(Records of where the elements appear)
◇ ◇ ◇ ◇

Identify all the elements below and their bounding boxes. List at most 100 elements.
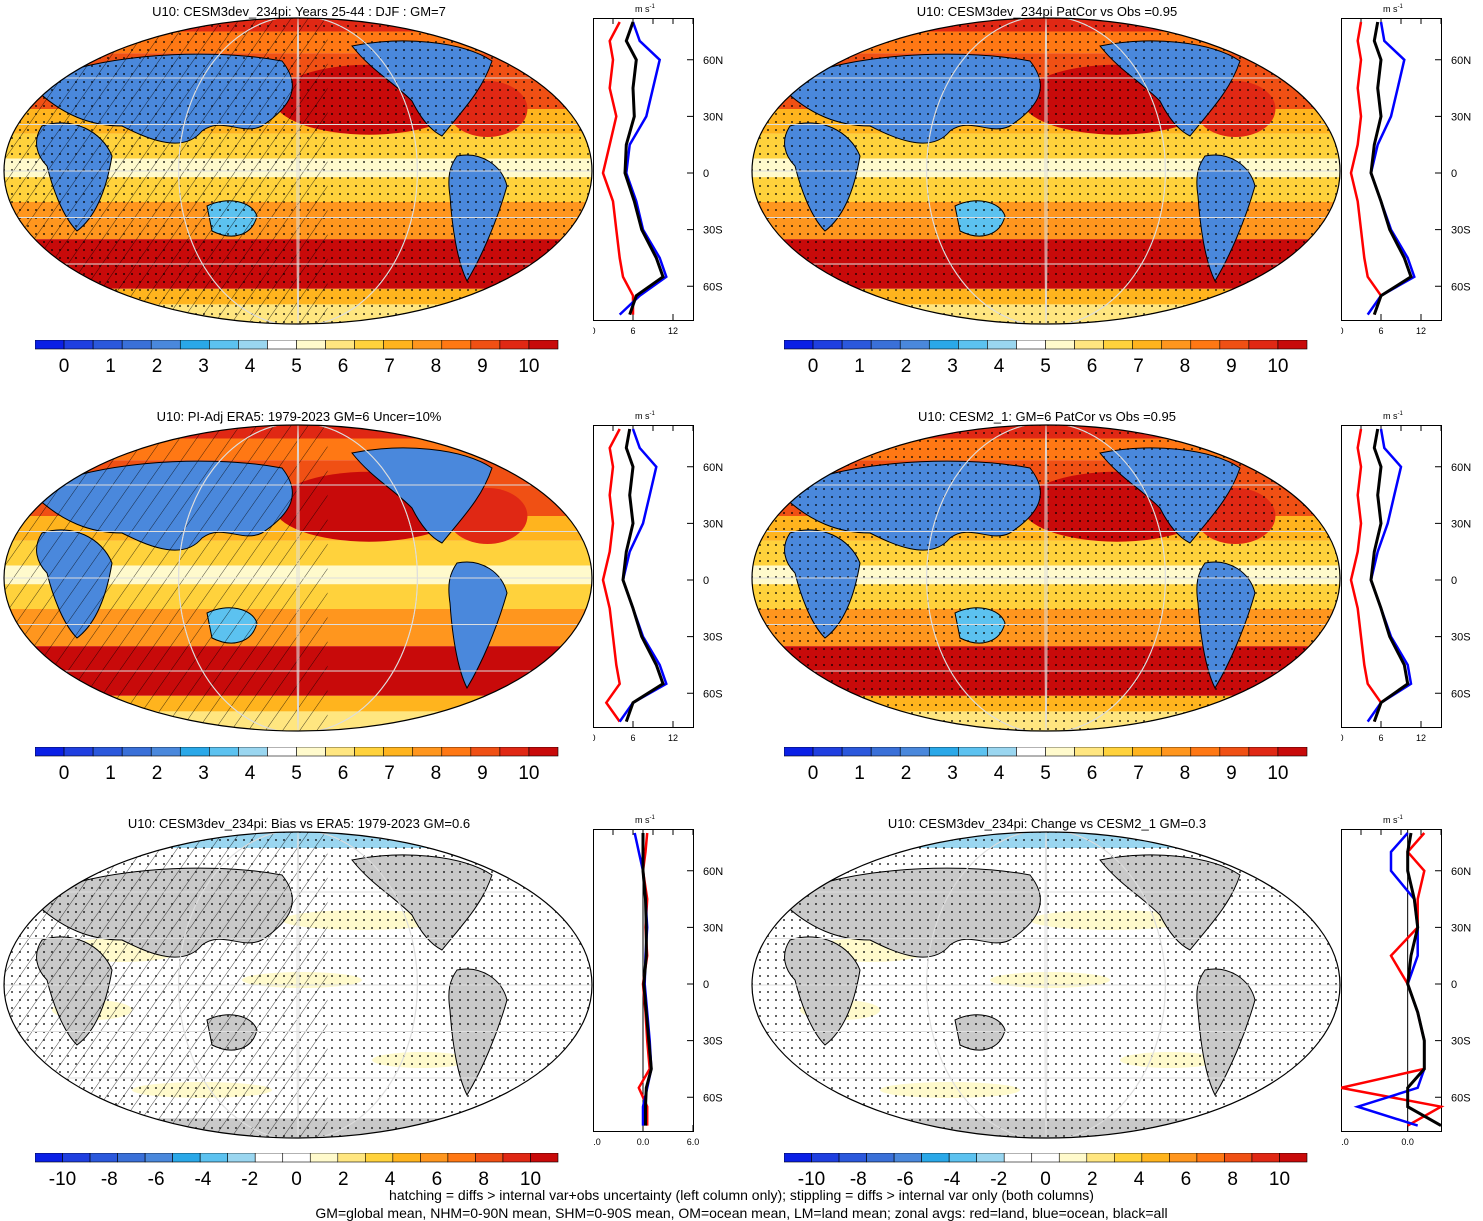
footer-line-1: hatching = diffs > internal var+obs unce… bbox=[389, 1187, 1094, 1203]
colorbar-swatch bbox=[1045, 747, 1075, 757]
colorbar-label: 7 bbox=[384, 763, 395, 784]
profile-frame bbox=[593, 18, 694, 321]
colorbar-label: -8 bbox=[850, 1169, 867, 1190]
profile-line-all bbox=[1369, 21, 1413, 316]
colorbar-swatch bbox=[470, 747, 501, 757]
profile-x-tick-label: -6.0 bbox=[593, 1137, 601, 1147]
profile-lat-label: 60S bbox=[1451, 688, 1471, 700]
colorbar-swatch bbox=[475, 1153, 504, 1163]
colorbar-swatch bbox=[412, 747, 443, 757]
profile-frame bbox=[1341, 18, 1442, 321]
meridian-line bbox=[296, 425, 300, 731]
profile-x-tick-label: 12 bbox=[1416, 326, 1426, 336]
profile-line-land bbox=[601, 428, 622, 723]
colorbar-label: 3 bbox=[198, 763, 209, 784]
colorbar-swatch bbox=[441, 747, 472, 757]
colorbar-label: 6 bbox=[1087, 763, 1098, 784]
colorbar-swatch bbox=[1279, 1153, 1308, 1163]
colorbar-swatch bbox=[1277, 340, 1308, 350]
colorbar-swatch bbox=[1016, 747, 1046, 757]
colorbar-swatch bbox=[899, 747, 930, 757]
profile-x-tick-label: 12 bbox=[1416, 733, 1426, 743]
colorbar-label: -6 bbox=[148, 1169, 165, 1190]
profile-lat-label: 60S bbox=[703, 281, 723, 293]
colorbar-label: 5 bbox=[291, 356, 302, 377]
meridian-line bbox=[178, 425, 418, 731]
panel-title: U10: CESM2_1: GM=6 PatCor vs Obs =0.95 bbox=[918, 409, 1176, 424]
colorbar-label: 5 bbox=[1040, 763, 1051, 784]
colorbar-label: 3 bbox=[947, 763, 958, 784]
colorbar-swatch bbox=[1141, 1153, 1170, 1163]
colorbar-label: 10 bbox=[1267, 763, 1288, 784]
colorbar-swatch bbox=[1277, 747, 1308, 757]
world-map bbox=[3, 17, 593, 325]
profile-line-all bbox=[641, 833, 653, 1126]
colorbar: 0 1 2 3 4 5 6 7 8 9 10 bbox=[35, 340, 559, 377]
profile-unit: m s-1 bbox=[1383, 411, 1403, 421]
colorbar-label: 8 bbox=[1180, 763, 1191, 784]
colorbar-swatch bbox=[528, 747, 559, 757]
profile-unit: m s-1 bbox=[635, 4, 655, 14]
colorbar-label: 0 bbox=[59, 763, 70, 784]
colorbar-label: 10 bbox=[1269, 1169, 1290, 1190]
profile-unit: m s-1 bbox=[1383, 815, 1403, 825]
colorbar-swatch bbox=[499, 747, 530, 757]
colorbar-swatch bbox=[267, 340, 297, 350]
world-map bbox=[751, 424, 1341, 732]
profile-lat-label: 30S bbox=[1451, 225, 1471, 237]
colorbar-swatch bbox=[1016, 340, 1046, 350]
profile-x-tick-label: 6 bbox=[630, 326, 635, 336]
colorbar-swatch bbox=[499, 340, 530, 350]
colorbar-swatch bbox=[179, 340, 210, 350]
profile-lat-label: 30N bbox=[703, 111, 723, 123]
colorbar-swatch bbox=[987, 747, 1017, 757]
meridian-line bbox=[926, 832, 1166, 1138]
colorbar-swatch bbox=[1074, 747, 1104, 757]
colorbar-swatch bbox=[420, 1153, 449, 1163]
colorbar-swatch bbox=[1045, 340, 1075, 350]
colorbar-label: 8 bbox=[478, 1169, 489, 1190]
colorbar-swatch bbox=[893, 1153, 922, 1163]
colorbar-label: 3 bbox=[947, 356, 958, 377]
profile-line-land bbox=[1341, 832, 1445, 1127]
profile-x-tick-label: 6 bbox=[630, 733, 635, 743]
colorbar-swatch bbox=[121, 747, 152, 757]
colorbar-swatch bbox=[150, 747, 181, 757]
colorbar-label: 10 bbox=[518, 356, 539, 377]
colorbar-swatch bbox=[1031, 1153, 1060, 1163]
colorbar-swatch bbox=[325, 747, 355, 757]
colorbar-swatch bbox=[866, 1153, 895, 1163]
profile-line-all bbox=[1369, 428, 1410, 723]
colorbar-label: 2 bbox=[338, 1169, 349, 1190]
colorbar-swatch bbox=[199, 1153, 228, 1163]
profile-lat-label: 0 bbox=[703, 979, 709, 991]
south-america-land bbox=[448, 561, 508, 690]
colorbar-swatch bbox=[870, 340, 901, 350]
colorbar-label: 4 bbox=[245, 356, 256, 377]
profile-line-land bbox=[601, 21, 635, 315]
colorbar-swatch bbox=[958, 340, 988, 350]
profile-x-tick-label: 0 bbox=[1341, 326, 1344, 336]
colorbar-swatch bbox=[282, 1153, 311, 1163]
world-map bbox=[751, 831, 1341, 1139]
profile-lat-label: 60N bbox=[1451, 55, 1471, 67]
colorbar-swatch bbox=[1058, 1153, 1088, 1163]
profile-line-ocean bbox=[1366, 428, 1413, 723]
colorbar-swatch bbox=[530, 1153, 559, 1163]
colorbar-swatch bbox=[948, 1153, 977, 1163]
colorbar-swatch bbox=[1190, 747, 1221, 757]
footer-line-2: GM=global mean, NHM=0-90N mean, SHM=0-90… bbox=[315, 1205, 1168, 1221]
zonal-profile: 0 6 12 60N 30N 0 30S 60S bbox=[1341, 425, 1471, 743]
profile-lat-label: 0 bbox=[1451, 168, 1457, 180]
colorbar-swatch bbox=[812, 747, 843, 757]
colorbar-swatch bbox=[502, 1153, 531, 1163]
profile-lat-label: 60N bbox=[1451, 462, 1471, 474]
north-america-land bbox=[351, 447, 493, 544]
profile-unit: m s-1 bbox=[635, 411, 655, 421]
colorbar-label: -4 bbox=[194, 1169, 211, 1190]
colorbar-swatch bbox=[325, 340, 355, 350]
colorbar-swatch bbox=[870, 747, 901, 757]
profile-x-tick-label: 0 bbox=[593, 733, 596, 743]
map-border bbox=[3, 831, 593, 1139]
profile-lat-label: 60S bbox=[1451, 281, 1471, 293]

◇ ◇ ◇ ◇

> _THE REQUEST_: Reproduce all of the lines above word for word, leaving out the picture.

> _FINAL RESULT_:
Identify all the elements below and their bounding boxes. List at most 100 elements.
footer-line-1: hatching = diffs > internal var+obs unce… bbox=[389, 1187, 1094, 1203]
colorbar-swatch bbox=[1045, 747, 1075, 757]
colorbar-label: 7 bbox=[384, 763, 395, 784]
profile-frame bbox=[593, 18, 694, 321]
colorbar-label: -8 bbox=[850, 1169, 867, 1190]
profile-line-all bbox=[1369, 21, 1413, 316]
colorbar-swatch bbox=[470, 747, 501, 757]
profile-x-tick-label: -6.0 bbox=[593, 1137, 601, 1147]
profile-lat-label: 60S bbox=[1451, 688, 1471, 700]
colorbar-swatch bbox=[475, 1153, 504, 1163]
colorbar-swatch bbox=[412, 747, 443, 757]
profile-frame bbox=[1341, 18, 1442, 321]
meridian-line bbox=[296, 425, 300, 731]
profile-x-tick-label: 12 bbox=[1416, 326, 1426, 336]
profile-line-land bbox=[601, 428, 622, 723]
colorbar-label: 3 bbox=[198, 763, 209, 784]
colorbar-swatch bbox=[441, 747, 472, 757]
colorbar-label: 6 bbox=[1087, 763, 1098, 784]
colorbar-swatch bbox=[1279, 1153, 1308, 1163]
colorbar-swatch bbox=[1277, 340, 1308, 350]
colorbar-swatch bbox=[1016, 747, 1046, 757]
colorbar-swatch bbox=[899, 747, 930, 757]
profile-x-tick-label: 12 bbox=[1416, 733, 1426, 743]
colorbar-label: -6 bbox=[148, 1169, 165, 1190]
profile-lat-label: 60S bbox=[703, 281, 723, 293]
colorbar-label: 5 bbox=[291, 356, 302, 377]
meridian-line bbox=[178, 425, 418, 731]
panel-title: U10: CESM2_1: GM=6 PatCor vs Obs =0.95 bbox=[918, 409, 1176, 424]
colorbar-label: 5 bbox=[1040, 763, 1051, 784]
colorbar-label: 3 bbox=[947, 763, 958, 784]
colorbar-swatch bbox=[1141, 1153, 1170, 1163]
colorbar-label: 10 bbox=[1267, 763, 1288, 784]
colorbar-swatch bbox=[1277, 747, 1308, 757]
world-map bbox=[3, 17, 593, 325]
profile-line-all bbox=[641, 833, 653, 1126]
colorbar: 0 1 2 3 4 5 6 7 8 9 10 bbox=[35, 340, 559, 377]
profile-unit: m s-1 bbox=[1383, 411, 1403, 421]
colorbar-label: 8 bbox=[1180, 763, 1191, 784]
colorbar-swatch bbox=[528, 747, 559, 757]
profile-unit: m s-1 bbox=[635, 4, 655, 14]
colorbar-label: 0 bbox=[59, 763, 70, 784]
colorbar-label: 10 bbox=[1269, 1169, 1290, 1190]
profile-unit: m s-1 bbox=[1383, 815, 1403, 825]
colorbar-swatch bbox=[499, 747, 530, 757]
colorbar-swatch bbox=[267, 340, 297, 350]
world-map bbox=[751, 424, 1341, 732]
profile-lat-label: 30S bbox=[1451, 225, 1471, 237]
colorbar-swatch bbox=[1016, 340, 1046, 350]
profile-x-tick-label: 6 bbox=[630, 326, 635, 336]
colorbar-swatch bbox=[499, 340, 530, 350]
colorbar-swatch bbox=[179, 340, 210, 350]
profile-lat-label: 30N bbox=[703, 111, 723, 123]
colorbar-swatch bbox=[987, 747, 1017, 757]
meridian-line bbox=[926, 832, 1166, 1138]
colorbar-swatch bbox=[1074, 747, 1104, 757]
colorbar-swatch bbox=[420, 1153, 449, 1163]
colorbar-swatch bbox=[1045, 340, 1075, 350]
colorbar-label: 8 bbox=[478, 1169, 489, 1190]
colorbar-swatch bbox=[893, 1153, 922, 1163]
colorbar-label: 3 bbox=[947, 356, 958, 377]
profile-line-land bbox=[1341, 832, 1445, 1127]
profile-x-tick-label: 6 bbox=[630, 733, 635, 743]
colorbar-swatch bbox=[121, 747, 152, 757]
colorbar-swatch bbox=[150, 747, 181, 757]
colorbar-label: 10 bbox=[518, 356, 539, 377]
colorbar-swatch bbox=[1031, 1153, 1060, 1163]
colorbar-swatch bbox=[325, 747, 355, 757]
colorbar-swatch bbox=[866, 1153, 895, 1163]
profile-line-all bbox=[1369, 428, 1410, 723]
colorbar-label: 2 bbox=[338, 1169, 349, 1190]
colorbar-swatch bbox=[199, 1153, 228, 1163]
profile-lat-label: 0 bbox=[703, 979, 709, 991]
south-america-land bbox=[448, 561, 508, 690]
colorbar-swatch bbox=[870, 340, 901, 350]
colorbar-label: 4 bbox=[245, 356, 256, 377]
profile-line-land bbox=[601, 21, 635, 315]
colorbar-swatch bbox=[958, 340, 988, 350]
profile-x-tick-label: 0 bbox=[1341, 326, 1344, 336]
colorbar-swatch bbox=[282, 1153, 311, 1163]
world-map bbox=[751, 831, 1341, 1139]
profile-lat-label: 60N bbox=[1451, 55, 1471, 67]
colorbar-swatch bbox=[1058, 1153, 1088, 1163]
profile-line-ocean bbox=[1366, 428, 1413, 723]
colorbar-swatch bbox=[530, 1153, 559, 1163]
colorbar-swatch bbox=[948, 1153, 977, 1163]
colorbar-swatch bbox=[1190, 747, 1221, 757]
footer-line-2: GM=global mean, NHM=0-90N mean, SHM=0-90… bbox=[315, 1205, 1168, 1221]
zonal-profile: 0 6 12 60N 30N 0 30S 60S bbox=[1341, 425, 1471, 743]
profile-lat-label: 0 bbox=[1451, 168, 1457, 180]
colorbar-swatch bbox=[812, 747, 843, 757]
colorbar-swatch bbox=[502, 1153, 531, 1163]
profile-lat-label: 60N bbox=[1451, 462, 1471, 474]
north-america-land bbox=[351, 447, 493, 544]
profile-unit: m s-1 bbox=[635, 411, 655, 421]
colorbar-label: -4 bbox=[194, 1169, 211, 1190]
colorbar-swatch bbox=[325, 340, 355, 350]
colorbar-swatch bbox=[870, 747, 901, 757]
profile-x-tick-label: 0 bbox=[593, 733, 596, 743]
map-border bbox=[3, 831, 593, 1139]
profile-lat-label: 60S bbox=[1451, 281, 1471, 293]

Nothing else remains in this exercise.